**Objectif:** Recopiez, dans le texte sur l'accord de Cancun, tout ce qui va de « Rien de moins » jusqu'à « modifications du climat. », en remplaçant « entente » par « convention ».

**Extrait du texte:**
Le 11 novembre 2010, à Cancun, devant les cameras de journalistes internationaux, les représentants de 194 pays signèrent un accord international sur les moyens à prendre pour ralentir le réchauffement climatique, voulant ainsi effacer des mémoires le souvenir du fiasco de Copenhague.
Enfin, les nations du monde sont parvenues à un accord, peut-on lire de part et d’autres dans les médias du globe.
Rien de moins certain.
Avant de pavoiser, sachons que cette entente, encore en gestation, n’impose aucune cible contraignante, contrairement à celle de Kyoto. En fait, l’accord de Kyoto a été officieusement débouté lors de ces séances plénières car jugé trop encadrant. Pourtant, cette entente constituait un strict minimum nécessaire à la lutte contre les modifications du climat.
On a évoqué le vœu pieu de réduire la hausse de la température moyenne de la planète à 2°C au-dessus des niveaux préindustriels. Or, le texte de Cancun n’amène rien de nouveau sur le palier de réduction des émissions, considéré comme trop faible pour atteindre l’objectif de ces deux degrés maximums.
De plus, Cancun engage les pays développés à rapetisser leurs rejets carbones dans l’atmosphère… même si l’un des plus grands pollueurs de la planète, après la Chine, les États-Unis, vient de rejeter au Congrès une législation sur les gaz à effet de serre et utilise encore le charbon comme producteur d’énergie électrique dans nombre de ses États. En effet, les élus démocrates du centre du pays ont voté contre ce projet de loi malgré la présence d’un président plus écologiste issu de leur formation politique.

**Données fournies:**
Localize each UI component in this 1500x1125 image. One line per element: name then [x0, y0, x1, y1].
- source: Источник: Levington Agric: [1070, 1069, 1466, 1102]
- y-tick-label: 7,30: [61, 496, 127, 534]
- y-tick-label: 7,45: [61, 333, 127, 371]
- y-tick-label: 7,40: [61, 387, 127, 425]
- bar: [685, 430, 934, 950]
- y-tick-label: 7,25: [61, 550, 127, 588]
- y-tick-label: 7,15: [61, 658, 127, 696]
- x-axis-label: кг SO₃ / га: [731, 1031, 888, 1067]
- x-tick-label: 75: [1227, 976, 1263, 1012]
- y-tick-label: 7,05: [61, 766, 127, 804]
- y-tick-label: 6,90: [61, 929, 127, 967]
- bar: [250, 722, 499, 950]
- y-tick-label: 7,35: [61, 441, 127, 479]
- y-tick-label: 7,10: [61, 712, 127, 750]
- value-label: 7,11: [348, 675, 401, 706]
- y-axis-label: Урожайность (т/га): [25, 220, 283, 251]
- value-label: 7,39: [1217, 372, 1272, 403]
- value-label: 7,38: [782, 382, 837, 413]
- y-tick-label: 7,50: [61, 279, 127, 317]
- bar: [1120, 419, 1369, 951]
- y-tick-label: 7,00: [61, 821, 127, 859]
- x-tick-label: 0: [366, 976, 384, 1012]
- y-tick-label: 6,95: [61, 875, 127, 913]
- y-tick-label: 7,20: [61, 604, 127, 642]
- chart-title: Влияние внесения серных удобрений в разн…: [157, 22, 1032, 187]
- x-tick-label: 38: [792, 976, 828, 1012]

**Résultat final:**
Rien de moins certain.
Avant de pavoiser, sachons que cette convention, encore en gestation, n’impose aucune cible contraignante, contrairement à celle de Kyoto. En fait, l’accord de Kyoto a été officieusement débouté lors de ces séances plénières car jugé trop encadrant. Pourtant, cette convention constituait un strict minimum nécessaire à la lutte contre les modifications du climat.